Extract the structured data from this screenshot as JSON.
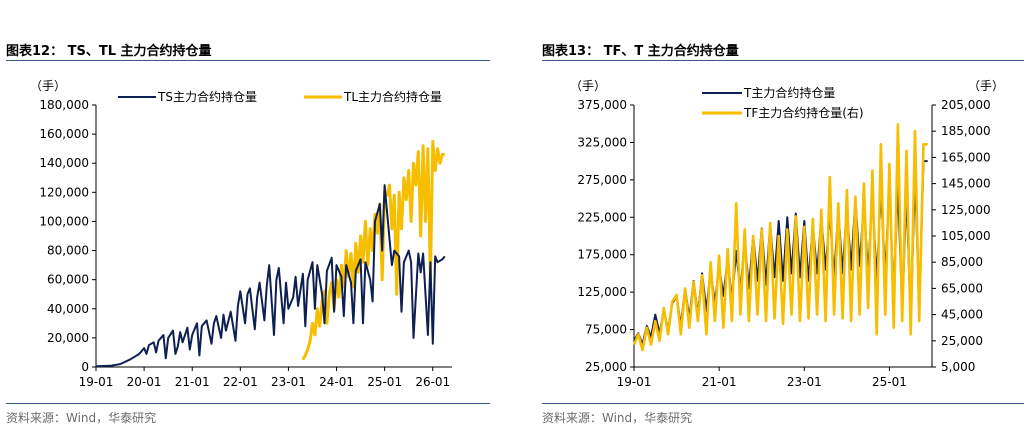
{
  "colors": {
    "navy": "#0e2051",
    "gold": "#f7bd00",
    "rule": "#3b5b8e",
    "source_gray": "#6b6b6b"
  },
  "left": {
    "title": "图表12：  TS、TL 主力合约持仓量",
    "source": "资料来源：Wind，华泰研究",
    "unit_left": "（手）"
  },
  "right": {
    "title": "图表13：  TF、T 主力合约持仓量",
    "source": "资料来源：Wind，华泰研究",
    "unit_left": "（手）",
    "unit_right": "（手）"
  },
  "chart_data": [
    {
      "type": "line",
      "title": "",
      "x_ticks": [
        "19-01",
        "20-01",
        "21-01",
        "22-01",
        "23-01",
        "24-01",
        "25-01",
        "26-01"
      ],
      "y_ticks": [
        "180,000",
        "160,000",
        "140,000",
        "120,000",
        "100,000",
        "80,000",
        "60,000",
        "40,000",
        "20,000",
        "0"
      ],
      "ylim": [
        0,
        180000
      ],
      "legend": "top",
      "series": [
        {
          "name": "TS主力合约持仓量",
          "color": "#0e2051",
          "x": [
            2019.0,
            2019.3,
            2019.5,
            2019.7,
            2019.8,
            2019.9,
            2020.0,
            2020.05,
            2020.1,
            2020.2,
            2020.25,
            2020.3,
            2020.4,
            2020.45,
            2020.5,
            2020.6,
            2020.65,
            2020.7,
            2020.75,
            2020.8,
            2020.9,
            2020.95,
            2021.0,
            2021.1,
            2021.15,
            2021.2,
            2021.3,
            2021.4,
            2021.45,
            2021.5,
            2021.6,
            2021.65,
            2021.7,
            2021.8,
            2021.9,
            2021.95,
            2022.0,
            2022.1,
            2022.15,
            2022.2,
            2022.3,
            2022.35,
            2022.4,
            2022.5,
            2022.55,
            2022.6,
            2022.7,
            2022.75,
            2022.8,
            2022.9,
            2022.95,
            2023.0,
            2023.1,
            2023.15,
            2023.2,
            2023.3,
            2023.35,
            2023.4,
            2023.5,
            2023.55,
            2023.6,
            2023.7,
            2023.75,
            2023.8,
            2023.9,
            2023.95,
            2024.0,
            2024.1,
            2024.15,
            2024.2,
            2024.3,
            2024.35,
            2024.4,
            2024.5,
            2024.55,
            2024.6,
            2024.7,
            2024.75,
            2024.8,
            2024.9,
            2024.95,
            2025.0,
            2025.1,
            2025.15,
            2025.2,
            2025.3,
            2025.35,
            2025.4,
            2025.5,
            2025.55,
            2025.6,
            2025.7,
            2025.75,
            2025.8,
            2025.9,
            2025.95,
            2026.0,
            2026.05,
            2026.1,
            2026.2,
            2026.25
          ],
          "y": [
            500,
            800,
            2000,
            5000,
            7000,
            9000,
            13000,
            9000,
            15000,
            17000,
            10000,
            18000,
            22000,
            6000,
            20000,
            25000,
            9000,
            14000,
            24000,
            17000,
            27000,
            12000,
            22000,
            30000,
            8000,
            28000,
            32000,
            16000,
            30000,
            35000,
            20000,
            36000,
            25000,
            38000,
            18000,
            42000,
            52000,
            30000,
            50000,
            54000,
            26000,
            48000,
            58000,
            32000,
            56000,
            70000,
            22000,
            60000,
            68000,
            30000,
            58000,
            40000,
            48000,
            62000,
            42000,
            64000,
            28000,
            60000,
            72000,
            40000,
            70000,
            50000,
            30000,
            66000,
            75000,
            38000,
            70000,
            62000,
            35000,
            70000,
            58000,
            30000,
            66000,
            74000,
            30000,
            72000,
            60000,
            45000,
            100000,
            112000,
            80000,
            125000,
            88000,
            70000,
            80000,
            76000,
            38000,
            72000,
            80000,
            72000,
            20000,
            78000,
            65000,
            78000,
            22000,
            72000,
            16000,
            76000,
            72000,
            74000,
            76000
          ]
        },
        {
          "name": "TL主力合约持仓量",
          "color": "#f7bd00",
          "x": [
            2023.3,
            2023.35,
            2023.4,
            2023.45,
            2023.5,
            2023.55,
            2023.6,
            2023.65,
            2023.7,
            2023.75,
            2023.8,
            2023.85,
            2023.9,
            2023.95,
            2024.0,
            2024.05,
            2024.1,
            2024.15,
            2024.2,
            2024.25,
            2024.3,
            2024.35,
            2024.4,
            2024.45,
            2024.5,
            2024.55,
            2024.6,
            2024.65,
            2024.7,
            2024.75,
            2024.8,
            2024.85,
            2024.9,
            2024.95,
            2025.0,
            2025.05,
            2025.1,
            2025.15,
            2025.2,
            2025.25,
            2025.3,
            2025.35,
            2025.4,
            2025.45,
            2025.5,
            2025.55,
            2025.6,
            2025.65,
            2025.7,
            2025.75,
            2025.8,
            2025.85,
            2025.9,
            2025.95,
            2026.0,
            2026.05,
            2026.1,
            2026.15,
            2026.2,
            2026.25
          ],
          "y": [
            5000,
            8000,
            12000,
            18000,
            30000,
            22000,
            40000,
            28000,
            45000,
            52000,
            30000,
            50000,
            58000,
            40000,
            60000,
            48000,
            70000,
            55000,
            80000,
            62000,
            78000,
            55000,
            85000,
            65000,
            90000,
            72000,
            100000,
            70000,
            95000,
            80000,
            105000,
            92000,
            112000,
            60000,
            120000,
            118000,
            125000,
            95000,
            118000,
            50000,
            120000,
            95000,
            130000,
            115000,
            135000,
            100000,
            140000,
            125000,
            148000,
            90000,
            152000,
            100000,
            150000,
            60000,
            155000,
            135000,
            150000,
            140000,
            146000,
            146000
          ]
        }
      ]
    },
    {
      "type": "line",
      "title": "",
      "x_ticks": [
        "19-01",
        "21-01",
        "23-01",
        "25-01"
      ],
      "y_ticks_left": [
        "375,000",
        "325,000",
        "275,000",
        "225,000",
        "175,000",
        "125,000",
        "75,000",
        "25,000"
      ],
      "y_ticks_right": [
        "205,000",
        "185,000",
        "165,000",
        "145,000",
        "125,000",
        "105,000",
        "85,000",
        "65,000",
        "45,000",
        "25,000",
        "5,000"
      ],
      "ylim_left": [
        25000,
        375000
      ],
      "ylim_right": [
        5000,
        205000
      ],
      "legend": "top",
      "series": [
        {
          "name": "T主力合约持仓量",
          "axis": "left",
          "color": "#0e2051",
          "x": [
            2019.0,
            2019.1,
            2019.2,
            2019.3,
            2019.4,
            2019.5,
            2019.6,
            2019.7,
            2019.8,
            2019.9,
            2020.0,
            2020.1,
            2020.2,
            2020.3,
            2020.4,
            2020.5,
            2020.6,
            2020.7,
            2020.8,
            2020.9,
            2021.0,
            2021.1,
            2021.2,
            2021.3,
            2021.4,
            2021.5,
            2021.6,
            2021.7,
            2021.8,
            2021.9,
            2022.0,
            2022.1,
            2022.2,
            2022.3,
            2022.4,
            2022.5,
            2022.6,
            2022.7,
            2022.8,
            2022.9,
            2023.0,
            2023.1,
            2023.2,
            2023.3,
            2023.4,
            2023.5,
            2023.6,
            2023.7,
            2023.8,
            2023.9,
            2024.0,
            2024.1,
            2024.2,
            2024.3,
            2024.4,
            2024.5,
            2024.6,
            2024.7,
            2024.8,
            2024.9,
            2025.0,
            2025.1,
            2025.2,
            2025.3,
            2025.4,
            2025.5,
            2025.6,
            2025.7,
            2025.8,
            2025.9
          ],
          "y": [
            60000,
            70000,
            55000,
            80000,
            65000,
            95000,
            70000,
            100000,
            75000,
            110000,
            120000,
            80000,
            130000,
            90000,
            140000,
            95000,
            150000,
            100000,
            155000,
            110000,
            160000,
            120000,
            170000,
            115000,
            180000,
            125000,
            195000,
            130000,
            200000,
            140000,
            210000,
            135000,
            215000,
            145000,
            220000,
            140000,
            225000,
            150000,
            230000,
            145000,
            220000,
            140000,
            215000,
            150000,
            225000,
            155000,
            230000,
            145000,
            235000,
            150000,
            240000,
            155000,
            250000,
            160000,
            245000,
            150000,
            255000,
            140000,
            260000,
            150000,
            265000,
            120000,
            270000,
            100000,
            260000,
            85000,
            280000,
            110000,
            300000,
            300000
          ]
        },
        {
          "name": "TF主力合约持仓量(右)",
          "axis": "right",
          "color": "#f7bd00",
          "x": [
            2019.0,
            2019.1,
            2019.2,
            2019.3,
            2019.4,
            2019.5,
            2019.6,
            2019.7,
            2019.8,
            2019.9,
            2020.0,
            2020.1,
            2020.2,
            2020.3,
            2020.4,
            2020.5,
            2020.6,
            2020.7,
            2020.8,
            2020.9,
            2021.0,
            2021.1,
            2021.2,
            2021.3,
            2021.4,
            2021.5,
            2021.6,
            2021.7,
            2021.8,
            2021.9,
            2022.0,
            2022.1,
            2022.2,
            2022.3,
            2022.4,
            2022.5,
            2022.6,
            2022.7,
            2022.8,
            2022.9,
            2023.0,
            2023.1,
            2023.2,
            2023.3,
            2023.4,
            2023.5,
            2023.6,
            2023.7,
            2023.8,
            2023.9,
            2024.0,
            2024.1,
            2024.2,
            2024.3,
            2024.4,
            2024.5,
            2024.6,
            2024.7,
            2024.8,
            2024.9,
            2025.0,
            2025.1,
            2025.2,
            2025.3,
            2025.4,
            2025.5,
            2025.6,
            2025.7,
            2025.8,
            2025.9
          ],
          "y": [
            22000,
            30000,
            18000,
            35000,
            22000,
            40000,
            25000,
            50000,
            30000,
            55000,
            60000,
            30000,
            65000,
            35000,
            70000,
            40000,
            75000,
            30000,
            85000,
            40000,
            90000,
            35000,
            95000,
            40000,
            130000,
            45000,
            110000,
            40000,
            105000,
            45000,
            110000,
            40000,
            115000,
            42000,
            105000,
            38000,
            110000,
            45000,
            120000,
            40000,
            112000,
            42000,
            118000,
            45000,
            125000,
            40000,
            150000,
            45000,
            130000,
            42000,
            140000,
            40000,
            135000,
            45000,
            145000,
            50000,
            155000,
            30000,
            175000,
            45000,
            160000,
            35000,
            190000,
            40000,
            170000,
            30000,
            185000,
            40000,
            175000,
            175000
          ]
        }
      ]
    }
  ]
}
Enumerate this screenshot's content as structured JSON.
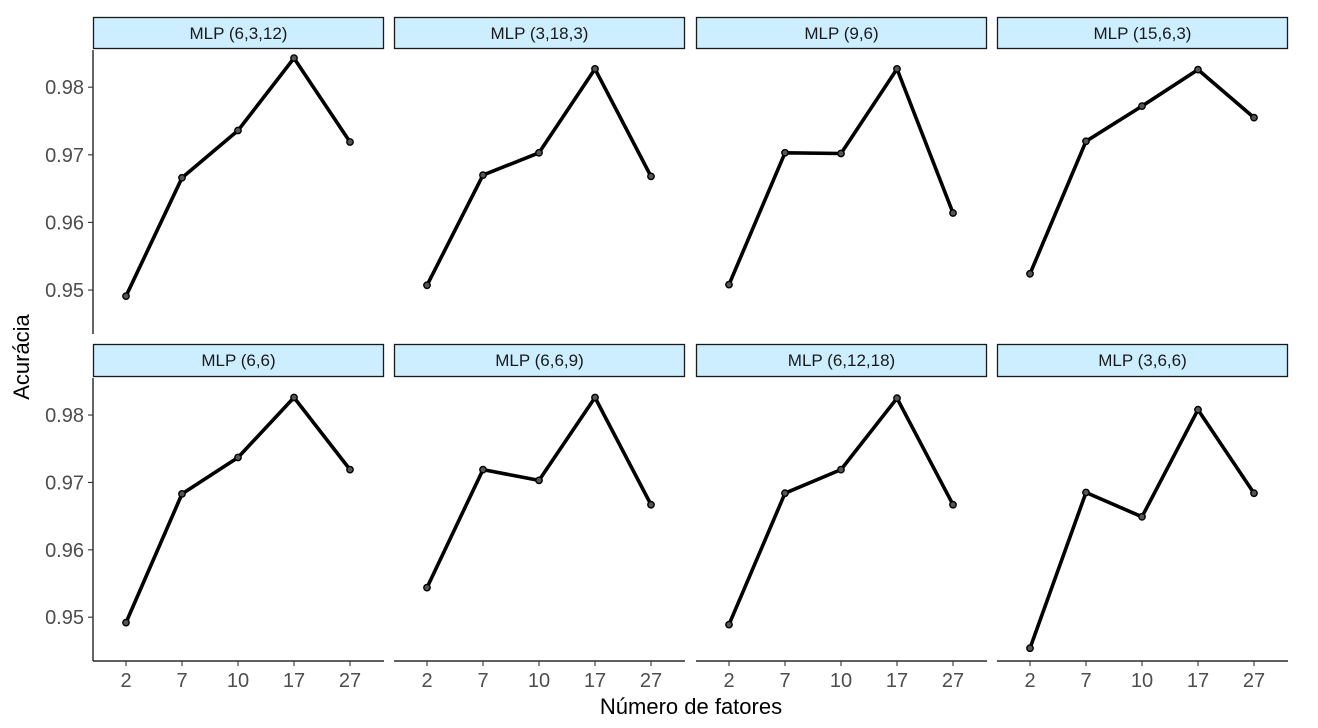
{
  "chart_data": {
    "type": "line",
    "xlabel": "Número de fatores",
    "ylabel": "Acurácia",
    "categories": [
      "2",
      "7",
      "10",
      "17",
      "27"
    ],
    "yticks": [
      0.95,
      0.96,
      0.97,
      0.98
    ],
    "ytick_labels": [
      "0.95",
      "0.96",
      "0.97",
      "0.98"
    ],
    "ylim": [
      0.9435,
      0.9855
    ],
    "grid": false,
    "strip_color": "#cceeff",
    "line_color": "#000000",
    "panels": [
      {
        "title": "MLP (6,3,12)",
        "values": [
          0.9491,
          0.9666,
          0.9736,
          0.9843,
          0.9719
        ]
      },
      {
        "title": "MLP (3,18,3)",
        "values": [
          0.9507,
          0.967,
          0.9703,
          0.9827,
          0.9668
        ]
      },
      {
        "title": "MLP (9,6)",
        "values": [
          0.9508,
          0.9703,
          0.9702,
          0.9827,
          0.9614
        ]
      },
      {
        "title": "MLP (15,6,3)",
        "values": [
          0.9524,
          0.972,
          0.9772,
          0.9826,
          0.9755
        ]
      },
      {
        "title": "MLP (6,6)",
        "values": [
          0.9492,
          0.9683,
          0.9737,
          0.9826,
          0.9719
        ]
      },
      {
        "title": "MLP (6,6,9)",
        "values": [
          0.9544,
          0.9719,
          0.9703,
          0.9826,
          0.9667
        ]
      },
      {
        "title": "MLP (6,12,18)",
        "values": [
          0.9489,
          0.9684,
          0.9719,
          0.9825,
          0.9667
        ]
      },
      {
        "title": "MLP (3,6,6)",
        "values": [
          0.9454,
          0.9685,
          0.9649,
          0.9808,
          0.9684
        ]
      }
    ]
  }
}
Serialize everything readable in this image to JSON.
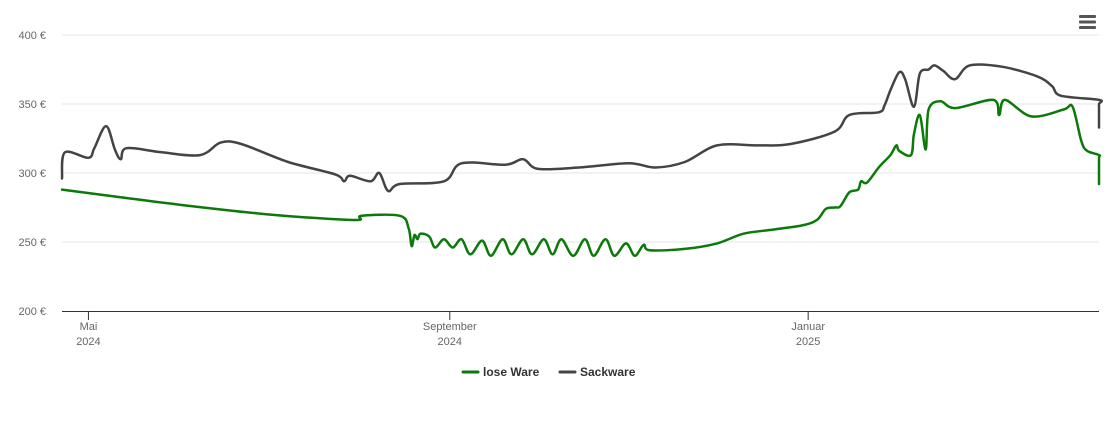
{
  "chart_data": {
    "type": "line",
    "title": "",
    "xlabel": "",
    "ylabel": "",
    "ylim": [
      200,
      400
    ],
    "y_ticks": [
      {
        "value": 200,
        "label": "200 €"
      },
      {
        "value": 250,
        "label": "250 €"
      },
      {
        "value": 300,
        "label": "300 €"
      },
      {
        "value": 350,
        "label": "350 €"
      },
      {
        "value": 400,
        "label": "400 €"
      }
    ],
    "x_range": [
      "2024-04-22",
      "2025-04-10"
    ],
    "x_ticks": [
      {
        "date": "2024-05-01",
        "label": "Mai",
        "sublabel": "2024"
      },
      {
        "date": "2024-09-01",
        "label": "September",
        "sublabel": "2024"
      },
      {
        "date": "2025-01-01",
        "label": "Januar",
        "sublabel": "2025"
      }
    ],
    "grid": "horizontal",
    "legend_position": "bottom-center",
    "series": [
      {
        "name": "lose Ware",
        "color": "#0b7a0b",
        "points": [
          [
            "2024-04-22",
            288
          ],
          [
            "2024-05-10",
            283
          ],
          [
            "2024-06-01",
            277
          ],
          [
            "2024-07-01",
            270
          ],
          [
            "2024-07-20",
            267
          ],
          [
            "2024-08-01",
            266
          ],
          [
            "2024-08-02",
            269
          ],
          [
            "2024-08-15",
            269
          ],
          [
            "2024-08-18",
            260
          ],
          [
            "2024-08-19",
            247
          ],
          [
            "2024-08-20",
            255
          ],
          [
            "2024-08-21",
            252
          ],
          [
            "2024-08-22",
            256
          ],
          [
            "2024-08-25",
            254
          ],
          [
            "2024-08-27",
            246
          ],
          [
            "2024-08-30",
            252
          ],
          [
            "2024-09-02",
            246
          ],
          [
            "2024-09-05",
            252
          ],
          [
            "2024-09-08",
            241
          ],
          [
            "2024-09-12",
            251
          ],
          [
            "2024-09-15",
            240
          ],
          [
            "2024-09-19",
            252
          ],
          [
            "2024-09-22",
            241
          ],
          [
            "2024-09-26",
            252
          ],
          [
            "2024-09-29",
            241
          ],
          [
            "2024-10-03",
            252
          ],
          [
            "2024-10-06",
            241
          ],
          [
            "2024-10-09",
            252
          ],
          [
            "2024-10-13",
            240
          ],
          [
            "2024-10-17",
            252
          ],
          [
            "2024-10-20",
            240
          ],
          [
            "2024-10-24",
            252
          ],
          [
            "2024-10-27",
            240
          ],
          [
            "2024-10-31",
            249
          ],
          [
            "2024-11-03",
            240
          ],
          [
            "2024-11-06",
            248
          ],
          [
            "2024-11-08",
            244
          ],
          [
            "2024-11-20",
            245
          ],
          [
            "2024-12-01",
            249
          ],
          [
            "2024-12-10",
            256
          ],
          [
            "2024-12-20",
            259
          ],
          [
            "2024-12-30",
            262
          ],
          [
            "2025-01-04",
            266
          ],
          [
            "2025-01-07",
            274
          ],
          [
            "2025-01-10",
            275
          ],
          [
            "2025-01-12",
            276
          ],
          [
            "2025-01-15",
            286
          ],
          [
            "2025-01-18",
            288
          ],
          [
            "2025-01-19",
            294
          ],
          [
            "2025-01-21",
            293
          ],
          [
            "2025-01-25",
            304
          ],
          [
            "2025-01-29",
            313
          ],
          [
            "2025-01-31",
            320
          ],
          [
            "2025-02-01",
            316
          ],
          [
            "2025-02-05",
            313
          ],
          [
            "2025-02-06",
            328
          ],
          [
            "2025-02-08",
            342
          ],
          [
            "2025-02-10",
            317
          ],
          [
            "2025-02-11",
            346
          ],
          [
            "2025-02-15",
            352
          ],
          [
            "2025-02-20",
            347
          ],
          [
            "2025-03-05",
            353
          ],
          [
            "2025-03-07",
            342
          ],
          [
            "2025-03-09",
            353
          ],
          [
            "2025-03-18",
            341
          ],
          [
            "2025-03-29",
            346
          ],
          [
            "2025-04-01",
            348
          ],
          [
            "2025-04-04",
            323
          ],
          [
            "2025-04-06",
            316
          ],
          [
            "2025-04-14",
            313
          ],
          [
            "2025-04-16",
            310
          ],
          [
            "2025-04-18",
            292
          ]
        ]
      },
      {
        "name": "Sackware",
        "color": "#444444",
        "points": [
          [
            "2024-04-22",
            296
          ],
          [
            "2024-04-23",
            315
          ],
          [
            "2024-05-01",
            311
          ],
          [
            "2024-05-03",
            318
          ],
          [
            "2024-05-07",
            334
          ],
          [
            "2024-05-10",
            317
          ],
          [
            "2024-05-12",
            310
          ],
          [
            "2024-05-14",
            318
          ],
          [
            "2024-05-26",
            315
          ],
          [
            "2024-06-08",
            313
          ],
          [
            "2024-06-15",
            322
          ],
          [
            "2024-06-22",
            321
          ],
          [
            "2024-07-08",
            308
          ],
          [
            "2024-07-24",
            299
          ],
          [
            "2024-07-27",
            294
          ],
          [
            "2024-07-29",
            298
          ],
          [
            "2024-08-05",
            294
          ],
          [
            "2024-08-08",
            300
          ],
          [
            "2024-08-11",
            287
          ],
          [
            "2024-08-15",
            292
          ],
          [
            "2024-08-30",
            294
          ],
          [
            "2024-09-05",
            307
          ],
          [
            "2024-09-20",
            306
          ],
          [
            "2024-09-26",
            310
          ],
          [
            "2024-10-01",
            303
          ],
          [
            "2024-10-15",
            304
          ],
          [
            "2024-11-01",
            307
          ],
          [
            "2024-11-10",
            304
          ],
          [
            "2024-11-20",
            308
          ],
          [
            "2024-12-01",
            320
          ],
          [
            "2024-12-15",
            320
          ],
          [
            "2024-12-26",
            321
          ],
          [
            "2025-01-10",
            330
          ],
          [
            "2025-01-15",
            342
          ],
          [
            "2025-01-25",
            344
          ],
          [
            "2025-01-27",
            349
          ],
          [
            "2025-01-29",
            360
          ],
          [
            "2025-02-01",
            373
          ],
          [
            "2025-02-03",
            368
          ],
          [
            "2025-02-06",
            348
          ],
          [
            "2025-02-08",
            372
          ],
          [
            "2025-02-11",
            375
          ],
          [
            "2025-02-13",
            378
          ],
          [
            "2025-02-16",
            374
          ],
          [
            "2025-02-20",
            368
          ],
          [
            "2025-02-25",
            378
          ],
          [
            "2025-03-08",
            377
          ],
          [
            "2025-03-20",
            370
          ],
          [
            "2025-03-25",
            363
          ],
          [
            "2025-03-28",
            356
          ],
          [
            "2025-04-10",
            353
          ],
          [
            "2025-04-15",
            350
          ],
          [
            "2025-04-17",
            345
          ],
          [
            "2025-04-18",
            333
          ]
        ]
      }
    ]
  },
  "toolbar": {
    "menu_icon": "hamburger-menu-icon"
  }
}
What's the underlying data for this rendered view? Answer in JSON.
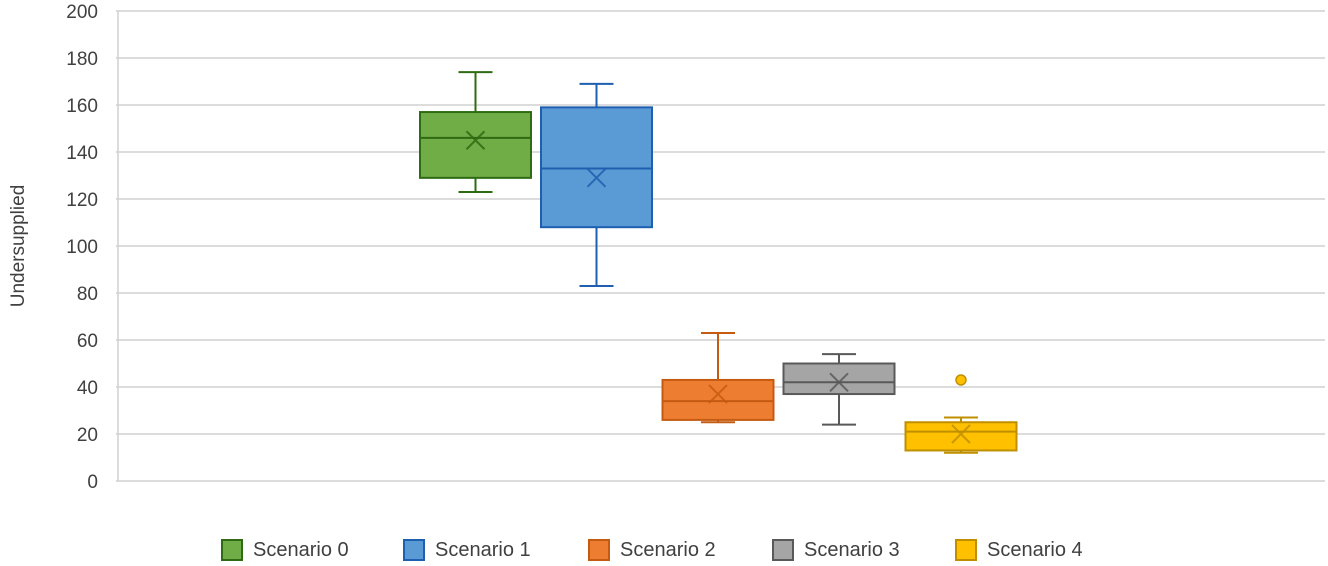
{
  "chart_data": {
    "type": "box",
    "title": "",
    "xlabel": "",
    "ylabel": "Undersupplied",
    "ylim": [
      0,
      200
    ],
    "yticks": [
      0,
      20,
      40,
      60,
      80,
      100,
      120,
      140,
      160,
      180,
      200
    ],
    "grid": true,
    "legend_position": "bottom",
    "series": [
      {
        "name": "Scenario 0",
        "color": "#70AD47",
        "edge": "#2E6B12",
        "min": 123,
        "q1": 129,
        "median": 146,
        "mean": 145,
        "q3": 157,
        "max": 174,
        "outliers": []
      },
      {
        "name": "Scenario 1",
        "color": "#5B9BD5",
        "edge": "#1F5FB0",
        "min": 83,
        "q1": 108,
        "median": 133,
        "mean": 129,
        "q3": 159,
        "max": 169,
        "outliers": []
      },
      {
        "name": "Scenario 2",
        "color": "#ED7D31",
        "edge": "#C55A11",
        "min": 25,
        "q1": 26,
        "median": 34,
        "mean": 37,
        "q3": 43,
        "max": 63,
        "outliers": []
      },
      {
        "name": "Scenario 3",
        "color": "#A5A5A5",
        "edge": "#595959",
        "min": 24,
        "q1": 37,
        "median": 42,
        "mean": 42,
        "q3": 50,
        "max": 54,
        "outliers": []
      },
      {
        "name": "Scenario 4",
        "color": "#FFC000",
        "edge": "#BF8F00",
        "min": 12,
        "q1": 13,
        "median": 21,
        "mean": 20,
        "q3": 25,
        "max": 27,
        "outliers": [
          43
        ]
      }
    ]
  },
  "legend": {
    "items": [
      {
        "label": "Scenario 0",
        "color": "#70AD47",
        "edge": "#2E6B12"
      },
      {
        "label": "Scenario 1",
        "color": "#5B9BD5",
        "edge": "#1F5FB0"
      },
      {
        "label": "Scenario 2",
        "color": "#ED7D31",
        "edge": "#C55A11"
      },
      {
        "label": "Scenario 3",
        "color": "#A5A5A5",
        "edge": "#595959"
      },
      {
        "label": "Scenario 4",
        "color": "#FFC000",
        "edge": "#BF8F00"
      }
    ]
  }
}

··········

Look through the entries above; copy every line holding the string "date".

### Output of the task
        "date": "2024-05-01",
        "date": "2024-09-01",
        "date": "2025-01-01",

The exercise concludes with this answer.